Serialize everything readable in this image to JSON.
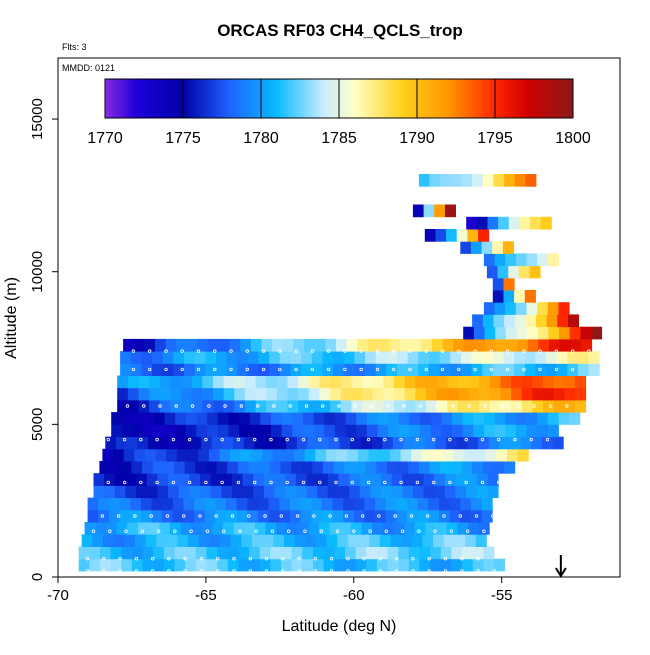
{
  "chart_data": {
    "type": "heatmap",
    "title": "ORCAS RF03 CH4_QCLS_trop",
    "annotations": {
      "flights": "Flts: 3",
      "date": "MMDD: 0121"
    },
    "xlabel": "Latitude (deg N)",
    "ylabel": "Altitude (m)",
    "xlim": [
      -70,
      -51
    ],
    "ylim": [
      0,
      17000
    ],
    "x_ticks": [
      -70,
      -65,
      -60,
      -55
    ],
    "x_tick_labels": [
      "-70",
      "-65",
      "-60",
      "-55"
    ],
    "y_ticks": [
      0,
      5000,
      10000,
      15000
    ],
    "y_tick_labels": [
      "0",
      "5000",
      "10000",
      "15000"
    ],
    "colorbar": {
      "min": 1770,
      "max": 1800,
      "ticks": [
        1770,
        1775,
        1780,
        1785,
        1790,
        1795,
        1800
      ],
      "tick_labels": [
        "1770",
        "1775",
        "1780",
        "1785",
        "1790",
        "1795",
        "1800"
      ],
      "stops": [
        {
          "v": 1770,
          "c": "#8a2be2"
        },
        {
          "v": 1772,
          "c": "#1e00d8"
        },
        {
          "v": 1775,
          "c": "#0000a8"
        },
        {
          "v": 1778,
          "c": "#1e64ff"
        },
        {
          "v": 1781,
          "c": "#0abaff"
        },
        {
          "v": 1784,
          "c": "#c8ecff"
        },
        {
          "v": 1786,
          "c": "#ffffc8"
        },
        {
          "v": 1789,
          "c": "#ffd21e"
        },
        {
          "v": 1792,
          "c": "#ff9600"
        },
        {
          "v": 1795,
          "c": "#ff2800"
        },
        {
          "v": 1797,
          "c": "#d20000"
        },
        {
          "v": 1800,
          "c": "#8b1a1a"
        }
      ]
    },
    "arrow_marker_latitude": -53,
    "grid": false,
    "bands": [
      {
        "alt": 200,
        "lat0": -69.3,
        "lat1": -55.0,
        "v0": 1782,
        "v1": 1781
      },
      {
        "alt": 600,
        "lat0": -69.3,
        "lat1": -55.2,
        "v0": 1781,
        "v1": 1783
      },
      {
        "alt": 1000,
        "lat0": -69.2,
        "lat1": -55.4,
        "v0": 1780,
        "v1": 1782
      },
      {
        "alt": 1400,
        "lat0": -69.1,
        "lat1": -55.3,
        "v0": 1781,
        "v1": 1780
      },
      {
        "alt": 1800,
        "lat0": -69.0,
        "lat1": -55.2,
        "v0": 1779,
        "v1": 1779
      },
      {
        "alt": 2200,
        "lat0": -69.0,
        "lat1": -55.2,
        "v0": 1778,
        "v1": 1779
      },
      {
        "alt": 2600,
        "lat0": -68.8,
        "lat1": -55.1,
        "v0": 1777,
        "v1": 1779
      },
      {
        "alt": 3000,
        "lat0": -68.8,
        "lat1": -55.1,
        "v0": 1776,
        "v1": 1779
      },
      {
        "alt": 3400,
        "lat0": -68.6,
        "lat1": -54.6,
        "v0": 1776,
        "v1": 1780
      },
      {
        "alt": 3800,
        "lat0": -68.5,
        "lat1": -54.0,
        "v0": 1775,
        "v1": 1787
      },
      {
        "alt": 4200,
        "lat0": -68.4,
        "lat1": -53.1,
        "v0": 1775,
        "v1": 1779
      },
      {
        "alt": 4600,
        "lat0": -68.2,
        "lat1": -53.2,
        "v0": 1774,
        "v1": 1781
      },
      {
        "alt": 5000,
        "lat0": -68.2,
        "lat1": -52.3,
        "v0": 1775,
        "v1": 1781
      },
      {
        "alt": 5400,
        "lat0": -68.0,
        "lat1": -52.3,
        "v0": 1776,
        "v1": 1790
      },
      {
        "alt": 5800,
        "lat0": -68.0,
        "lat1": -52.2,
        "v0": 1777,
        "v1": 1796
      },
      {
        "alt": 6200,
        "lat0": -68.0,
        "lat1": -52.0,
        "v0": 1779,
        "v1": 1795
      },
      {
        "alt": 6600,
        "lat0": -67.9,
        "lat1": -51.8,
        "v0": 1778,
        "v1": 1782
      },
      {
        "alt": 7000,
        "lat0": -67.9,
        "lat1": -51.8,
        "v0": 1779,
        "v1": 1786
      },
      {
        "alt": 7400,
        "lat0": -67.8,
        "lat1": -51.8,
        "v0": 1775,
        "v1": 1796
      },
      {
        "alt": 7800,
        "lat0": -56.3,
        "lat1": -51.8,
        "v0": 1776,
        "v1": 1798
      },
      {
        "alt": 8200,
        "lat0": -56.0,
        "lat1": -52.3,
        "v0": 1777,
        "v1": 1797
      },
      {
        "alt": 8600,
        "lat0": -55.6,
        "lat1": -52.6,
        "v0": 1777,
        "v1": 1794
      },
      {
        "alt": 9000,
        "lat0": -55.3,
        "lat1": -53.9,
        "v0": 1776,
        "v1": 1794
      },
      {
        "alt": 9400,
        "lat0": -55.3,
        "lat1": -54.5,
        "v0": 1779,
        "v1": 1794
      },
      {
        "alt": 9800,
        "lat0": -55.5,
        "lat1": -53.7,
        "v0": 1778,
        "v1": 1789
      },
      {
        "alt": 10200,
        "lat0": -55.6,
        "lat1": -53.2,
        "v0": 1777,
        "v1": 1788
      },
      {
        "alt": 10600,
        "lat0": -56.4,
        "lat1": -54.5,
        "v0": 1776,
        "v1": 1792
      },
      {
        "alt": 11000,
        "lat0": -57.6,
        "lat1": -55.4,
        "v0": 1775,
        "v1": 1794
      },
      {
        "alt": 11400,
        "lat0": -56.2,
        "lat1": -53.2,
        "v0": 1774,
        "v1": 1790
      },
      {
        "alt": 11800,
        "lat0": -58.0,
        "lat1": -56.4,
        "v0": 1774,
        "v1": 1798
      },
      {
        "alt": 12800,
        "lat0": -57.8,
        "lat1": -53.8,
        "v0": 1780,
        "v1": 1792
      }
    ],
    "flight_track_levels": [
      {
        "alt": 200,
        "lat0": -69.0,
        "lat1": -55.2
      },
      {
        "alt": 600,
        "lat0": -69.0,
        "lat1": -55.3
      },
      {
        "alt": 1500,
        "lat0": -68.8,
        "lat1": -55.3
      },
      {
        "alt": 2000,
        "lat0": -68.5,
        "lat1": -55.3
      },
      {
        "alt": 3100,
        "lat0": -68.3,
        "lat1": -54.3
      },
      {
        "alt": 4500,
        "lat0": -68.3,
        "lat1": -53.2
      },
      {
        "alt": 5600,
        "lat0": -68.2,
        "lat1": -52.3
      },
      {
        "alt": 6800,
        "lat0": -68.0,
        "lat1": -52.3
      },
      {
        "alt": 7400,
        "lat0": -68.0,
        "lat1": -52.0
      }
    ]
  }
}
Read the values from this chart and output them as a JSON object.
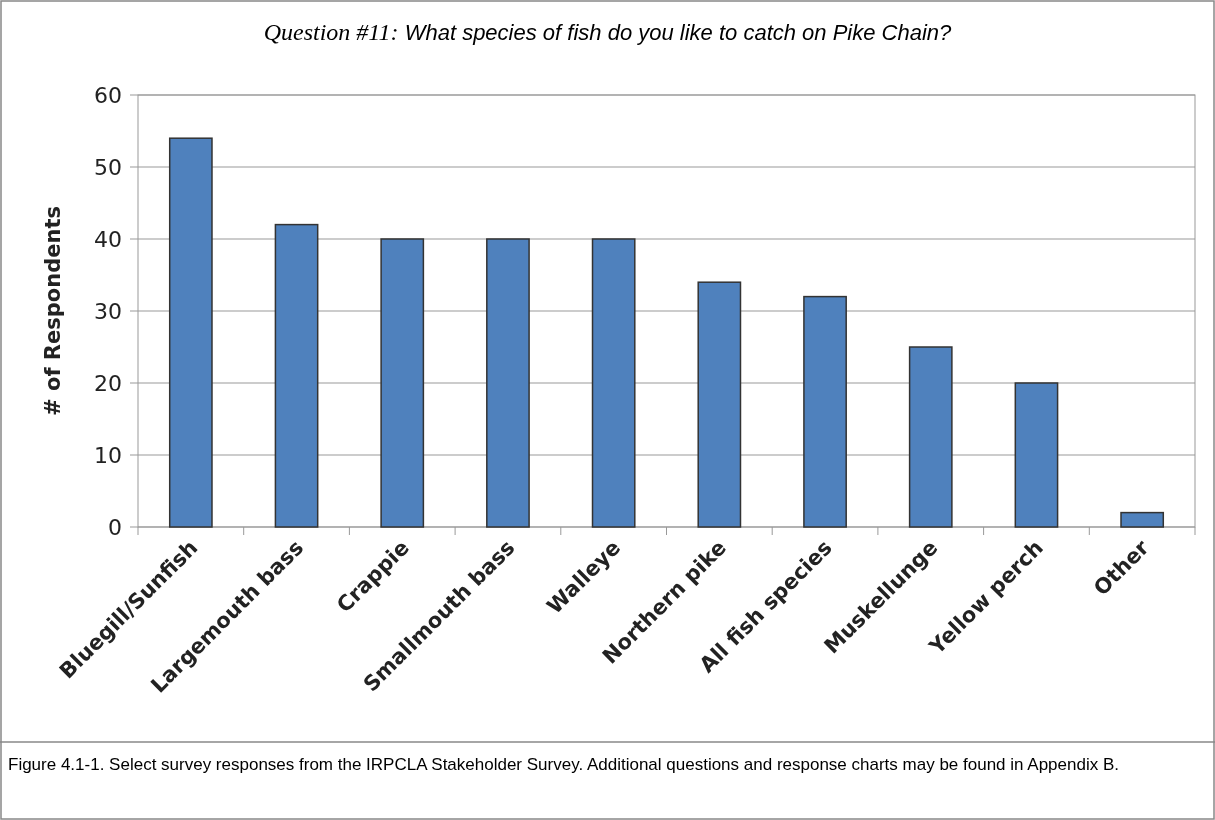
{
  "chart_data": {
    "type": "bar",
    "title": "Question #11: What species of fish do you like to catch on Pike Chain?",
    "ylabel": "# of Respondents",
    "categories": [
      "Bluegill/Sunfish",
      "Largemouth bass",
      "Crappie",
      "Smallmouth bass",
      "Walleye",
      "Northern pike",
      "All fish species",
      "Muskellunge",
      "Yellow perch",
      "Other"
    ],
    "values": [
      54,
      42,
      40,
      40,
      40,
      34,
      32,
      25,
      20,
      2
    ],
    "color": "#4f81bd",
    "ylim": [
      0,
      60
    ],
    "yticks": [
      0,
      10,
      20,
      30,
      40,
      50,
      60
    ],
    "grid": "y",
    "annotations": [
      "Figure 4.1-1.  Select survey responses from the IRPCLA Stakeholder Survey.  Additional questions and response charts may be found in Appendix B."
    ]
  }
}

___

Your goal: Find all the lines containing "this" in the material, then copy them.

Problem solution:
Serialize everything readable in this image to JSON.
Read the values from this chart and output them as a JSON object.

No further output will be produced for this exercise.